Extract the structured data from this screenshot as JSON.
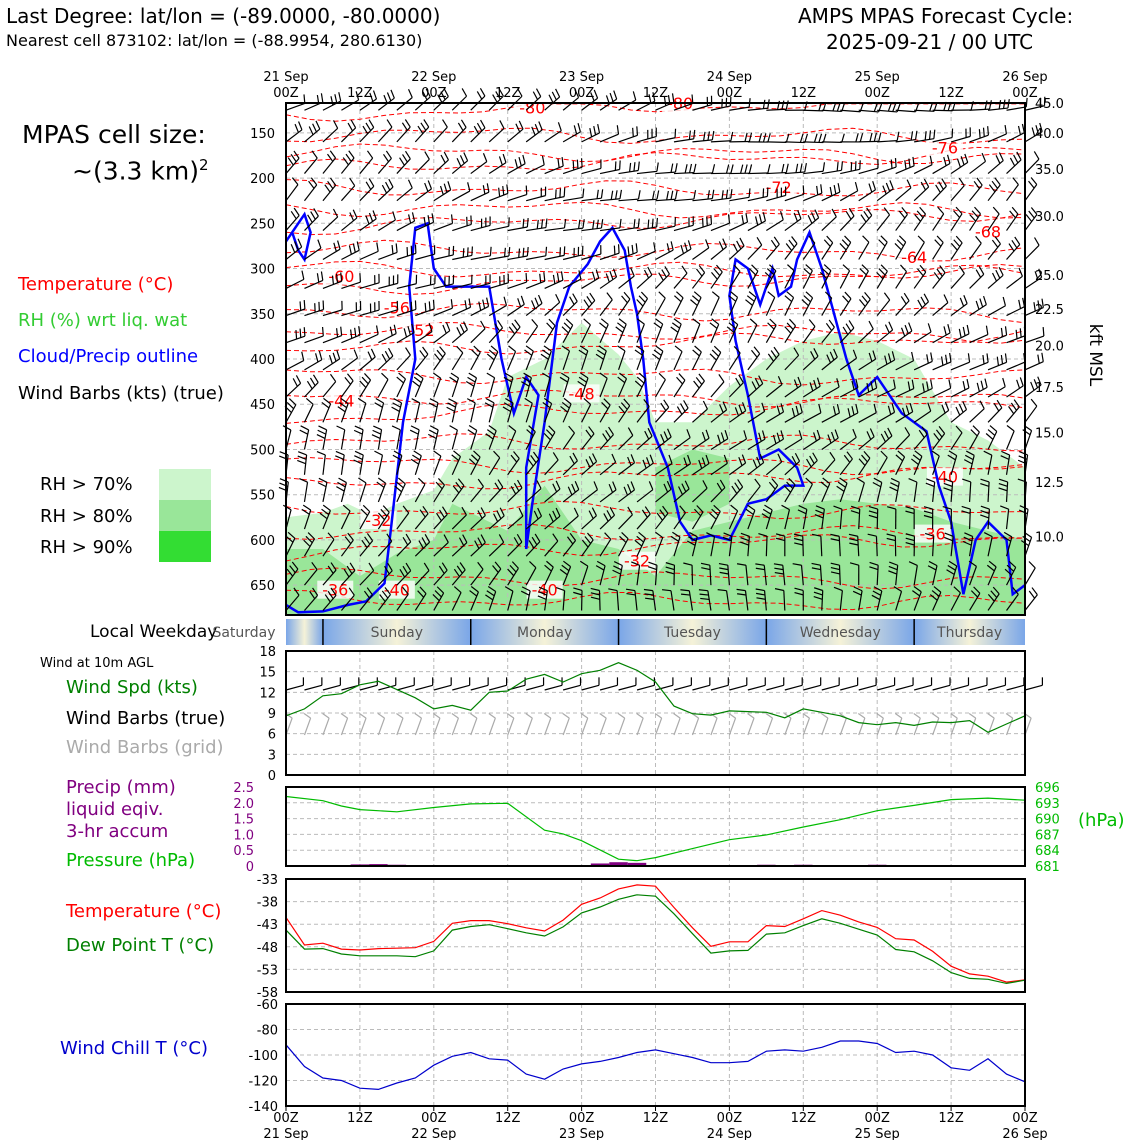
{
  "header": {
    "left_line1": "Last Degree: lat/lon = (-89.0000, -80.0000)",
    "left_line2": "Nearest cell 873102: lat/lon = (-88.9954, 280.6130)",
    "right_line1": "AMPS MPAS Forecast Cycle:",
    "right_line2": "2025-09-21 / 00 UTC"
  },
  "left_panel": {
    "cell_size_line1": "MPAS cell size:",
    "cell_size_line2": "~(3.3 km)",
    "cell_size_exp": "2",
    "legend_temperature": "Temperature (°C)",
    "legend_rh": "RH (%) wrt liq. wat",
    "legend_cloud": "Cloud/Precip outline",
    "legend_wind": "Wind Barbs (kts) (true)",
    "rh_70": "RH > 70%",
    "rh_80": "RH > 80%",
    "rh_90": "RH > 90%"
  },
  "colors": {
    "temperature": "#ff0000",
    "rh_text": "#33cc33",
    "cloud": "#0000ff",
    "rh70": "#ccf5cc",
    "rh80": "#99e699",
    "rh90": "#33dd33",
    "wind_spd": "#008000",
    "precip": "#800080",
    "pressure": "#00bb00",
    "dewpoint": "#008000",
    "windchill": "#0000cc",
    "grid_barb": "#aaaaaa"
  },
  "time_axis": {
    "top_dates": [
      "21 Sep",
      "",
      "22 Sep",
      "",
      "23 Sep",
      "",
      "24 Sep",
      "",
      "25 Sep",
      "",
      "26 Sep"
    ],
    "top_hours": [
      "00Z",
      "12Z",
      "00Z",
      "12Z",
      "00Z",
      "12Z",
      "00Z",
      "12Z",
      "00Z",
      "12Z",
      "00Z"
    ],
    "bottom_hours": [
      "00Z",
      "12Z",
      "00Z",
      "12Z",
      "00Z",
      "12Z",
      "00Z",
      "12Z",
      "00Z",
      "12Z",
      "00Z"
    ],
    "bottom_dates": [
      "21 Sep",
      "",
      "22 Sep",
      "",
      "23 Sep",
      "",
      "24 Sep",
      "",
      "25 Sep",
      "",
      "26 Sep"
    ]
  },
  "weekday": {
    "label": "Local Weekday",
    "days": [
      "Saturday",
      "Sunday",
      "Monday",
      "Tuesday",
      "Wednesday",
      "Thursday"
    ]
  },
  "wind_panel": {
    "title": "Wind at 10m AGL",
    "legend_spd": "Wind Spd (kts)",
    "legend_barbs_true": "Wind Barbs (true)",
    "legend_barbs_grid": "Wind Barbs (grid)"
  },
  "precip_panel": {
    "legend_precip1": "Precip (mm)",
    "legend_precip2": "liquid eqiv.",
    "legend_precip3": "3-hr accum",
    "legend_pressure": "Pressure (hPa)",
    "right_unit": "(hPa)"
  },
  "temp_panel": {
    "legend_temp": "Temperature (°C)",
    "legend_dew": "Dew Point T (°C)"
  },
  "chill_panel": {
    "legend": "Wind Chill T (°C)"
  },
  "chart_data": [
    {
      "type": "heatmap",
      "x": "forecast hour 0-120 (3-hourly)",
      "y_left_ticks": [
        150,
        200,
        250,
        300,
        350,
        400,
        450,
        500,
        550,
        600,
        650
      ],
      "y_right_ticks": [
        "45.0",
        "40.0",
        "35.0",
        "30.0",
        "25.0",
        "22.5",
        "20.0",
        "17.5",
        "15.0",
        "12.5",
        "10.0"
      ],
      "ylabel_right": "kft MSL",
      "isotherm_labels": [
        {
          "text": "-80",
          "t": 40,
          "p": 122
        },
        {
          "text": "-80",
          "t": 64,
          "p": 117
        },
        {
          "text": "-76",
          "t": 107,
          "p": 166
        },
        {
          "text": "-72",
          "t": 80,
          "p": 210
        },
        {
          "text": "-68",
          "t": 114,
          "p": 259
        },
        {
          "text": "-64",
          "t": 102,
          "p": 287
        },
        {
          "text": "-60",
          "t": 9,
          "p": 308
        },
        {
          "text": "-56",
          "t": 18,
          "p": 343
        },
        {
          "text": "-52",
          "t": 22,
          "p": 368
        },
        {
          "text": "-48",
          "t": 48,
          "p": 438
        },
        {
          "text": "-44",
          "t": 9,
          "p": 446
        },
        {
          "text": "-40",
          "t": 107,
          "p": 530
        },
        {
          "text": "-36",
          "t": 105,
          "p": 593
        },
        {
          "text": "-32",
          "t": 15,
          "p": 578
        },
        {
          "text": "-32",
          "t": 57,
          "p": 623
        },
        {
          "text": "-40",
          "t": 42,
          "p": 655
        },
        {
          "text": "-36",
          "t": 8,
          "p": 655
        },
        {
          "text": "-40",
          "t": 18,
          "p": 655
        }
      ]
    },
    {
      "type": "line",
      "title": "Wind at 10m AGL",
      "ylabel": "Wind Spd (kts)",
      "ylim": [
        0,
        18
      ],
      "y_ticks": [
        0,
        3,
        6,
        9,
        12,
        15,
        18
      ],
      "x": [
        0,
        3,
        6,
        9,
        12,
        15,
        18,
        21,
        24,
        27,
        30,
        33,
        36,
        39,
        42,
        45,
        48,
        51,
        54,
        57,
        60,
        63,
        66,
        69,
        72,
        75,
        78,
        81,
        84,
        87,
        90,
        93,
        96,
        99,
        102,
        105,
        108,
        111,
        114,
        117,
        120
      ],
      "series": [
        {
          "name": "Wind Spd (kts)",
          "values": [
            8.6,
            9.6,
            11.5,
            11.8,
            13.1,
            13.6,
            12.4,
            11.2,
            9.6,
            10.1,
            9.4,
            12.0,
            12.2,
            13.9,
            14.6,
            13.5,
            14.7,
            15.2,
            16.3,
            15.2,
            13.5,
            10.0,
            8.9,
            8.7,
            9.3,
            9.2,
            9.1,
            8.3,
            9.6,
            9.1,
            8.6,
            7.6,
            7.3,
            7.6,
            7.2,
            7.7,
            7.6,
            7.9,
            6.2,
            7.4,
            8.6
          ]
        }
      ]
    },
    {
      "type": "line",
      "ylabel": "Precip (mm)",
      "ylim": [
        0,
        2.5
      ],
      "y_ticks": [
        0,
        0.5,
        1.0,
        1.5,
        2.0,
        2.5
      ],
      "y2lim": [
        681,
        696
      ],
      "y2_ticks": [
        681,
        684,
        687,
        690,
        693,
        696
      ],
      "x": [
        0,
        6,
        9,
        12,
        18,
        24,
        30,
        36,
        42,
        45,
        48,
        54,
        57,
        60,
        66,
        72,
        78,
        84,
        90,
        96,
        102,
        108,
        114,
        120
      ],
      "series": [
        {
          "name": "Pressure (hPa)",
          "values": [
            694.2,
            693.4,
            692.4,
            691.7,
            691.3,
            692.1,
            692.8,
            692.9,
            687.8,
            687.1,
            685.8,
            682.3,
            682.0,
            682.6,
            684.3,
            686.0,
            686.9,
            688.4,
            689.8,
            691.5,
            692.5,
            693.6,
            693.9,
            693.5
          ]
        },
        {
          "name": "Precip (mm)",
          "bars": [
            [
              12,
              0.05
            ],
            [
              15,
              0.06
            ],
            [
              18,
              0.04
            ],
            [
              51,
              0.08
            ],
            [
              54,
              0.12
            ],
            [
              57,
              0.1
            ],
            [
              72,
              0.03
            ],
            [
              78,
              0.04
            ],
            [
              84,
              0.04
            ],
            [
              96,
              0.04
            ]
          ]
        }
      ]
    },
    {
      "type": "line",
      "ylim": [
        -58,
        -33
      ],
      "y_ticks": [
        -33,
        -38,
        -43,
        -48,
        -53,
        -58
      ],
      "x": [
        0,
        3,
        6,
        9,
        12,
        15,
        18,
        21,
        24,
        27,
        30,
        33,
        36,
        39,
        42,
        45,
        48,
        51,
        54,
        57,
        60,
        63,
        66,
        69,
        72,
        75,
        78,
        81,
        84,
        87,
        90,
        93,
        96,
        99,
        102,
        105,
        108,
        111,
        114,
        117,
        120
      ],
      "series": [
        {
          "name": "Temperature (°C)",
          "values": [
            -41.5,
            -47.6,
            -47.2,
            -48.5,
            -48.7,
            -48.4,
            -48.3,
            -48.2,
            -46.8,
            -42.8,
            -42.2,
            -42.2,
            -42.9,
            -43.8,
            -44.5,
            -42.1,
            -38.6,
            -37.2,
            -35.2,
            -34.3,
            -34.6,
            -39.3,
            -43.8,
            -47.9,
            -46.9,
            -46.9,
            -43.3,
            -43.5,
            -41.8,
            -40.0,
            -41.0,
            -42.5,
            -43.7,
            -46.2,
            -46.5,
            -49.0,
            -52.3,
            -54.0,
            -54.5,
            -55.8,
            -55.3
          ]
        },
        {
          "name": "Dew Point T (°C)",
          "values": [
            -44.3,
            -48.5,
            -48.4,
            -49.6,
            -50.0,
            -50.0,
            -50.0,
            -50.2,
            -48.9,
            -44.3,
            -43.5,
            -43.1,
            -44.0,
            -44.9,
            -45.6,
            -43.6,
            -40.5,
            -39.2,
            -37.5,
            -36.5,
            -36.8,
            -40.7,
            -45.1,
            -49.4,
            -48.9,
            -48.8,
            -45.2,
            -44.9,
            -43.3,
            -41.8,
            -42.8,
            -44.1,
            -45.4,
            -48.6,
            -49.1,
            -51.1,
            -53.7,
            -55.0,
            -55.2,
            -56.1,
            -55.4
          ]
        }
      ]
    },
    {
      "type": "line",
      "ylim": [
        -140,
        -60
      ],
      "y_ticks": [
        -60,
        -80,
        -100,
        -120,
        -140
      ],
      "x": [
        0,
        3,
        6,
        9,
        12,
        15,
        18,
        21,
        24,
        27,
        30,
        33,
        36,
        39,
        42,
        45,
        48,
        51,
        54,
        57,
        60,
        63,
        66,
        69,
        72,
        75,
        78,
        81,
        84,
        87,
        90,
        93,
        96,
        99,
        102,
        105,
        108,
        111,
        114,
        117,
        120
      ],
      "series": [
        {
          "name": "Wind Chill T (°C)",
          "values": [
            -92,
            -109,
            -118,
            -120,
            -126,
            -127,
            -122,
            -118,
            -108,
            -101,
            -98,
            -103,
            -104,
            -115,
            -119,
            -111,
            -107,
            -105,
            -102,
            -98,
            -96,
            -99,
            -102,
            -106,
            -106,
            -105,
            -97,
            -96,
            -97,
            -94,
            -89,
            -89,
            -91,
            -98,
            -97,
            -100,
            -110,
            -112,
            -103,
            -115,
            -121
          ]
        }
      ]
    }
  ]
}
* * *
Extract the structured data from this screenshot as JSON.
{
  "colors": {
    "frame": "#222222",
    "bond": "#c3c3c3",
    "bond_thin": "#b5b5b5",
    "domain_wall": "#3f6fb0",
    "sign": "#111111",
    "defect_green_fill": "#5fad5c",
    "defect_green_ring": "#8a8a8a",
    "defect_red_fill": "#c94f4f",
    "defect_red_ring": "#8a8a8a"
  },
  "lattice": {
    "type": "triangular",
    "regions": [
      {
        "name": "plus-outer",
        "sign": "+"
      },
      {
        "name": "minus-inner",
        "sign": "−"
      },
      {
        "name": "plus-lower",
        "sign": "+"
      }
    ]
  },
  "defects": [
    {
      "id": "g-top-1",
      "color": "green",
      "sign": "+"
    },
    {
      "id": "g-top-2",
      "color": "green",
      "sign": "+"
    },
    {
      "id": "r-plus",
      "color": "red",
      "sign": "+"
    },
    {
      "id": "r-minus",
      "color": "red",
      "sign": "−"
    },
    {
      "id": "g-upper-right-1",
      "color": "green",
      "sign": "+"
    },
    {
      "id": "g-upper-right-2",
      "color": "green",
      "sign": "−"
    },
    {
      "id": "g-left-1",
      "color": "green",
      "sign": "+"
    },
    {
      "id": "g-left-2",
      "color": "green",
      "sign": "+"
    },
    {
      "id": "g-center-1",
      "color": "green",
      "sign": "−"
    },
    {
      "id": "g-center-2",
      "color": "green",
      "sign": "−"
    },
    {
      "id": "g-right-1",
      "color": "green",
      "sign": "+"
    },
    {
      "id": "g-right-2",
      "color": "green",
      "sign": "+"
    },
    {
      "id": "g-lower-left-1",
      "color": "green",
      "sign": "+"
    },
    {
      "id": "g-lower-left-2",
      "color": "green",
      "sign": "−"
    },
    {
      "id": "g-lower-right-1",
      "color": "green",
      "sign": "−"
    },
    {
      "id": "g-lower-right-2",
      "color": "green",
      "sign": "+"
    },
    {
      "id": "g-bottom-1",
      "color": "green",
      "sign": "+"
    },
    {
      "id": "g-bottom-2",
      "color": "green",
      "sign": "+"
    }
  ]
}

### What is asked
State the number of lines holding the word "name" in the listing. Add nothing else.

### Expected answer
9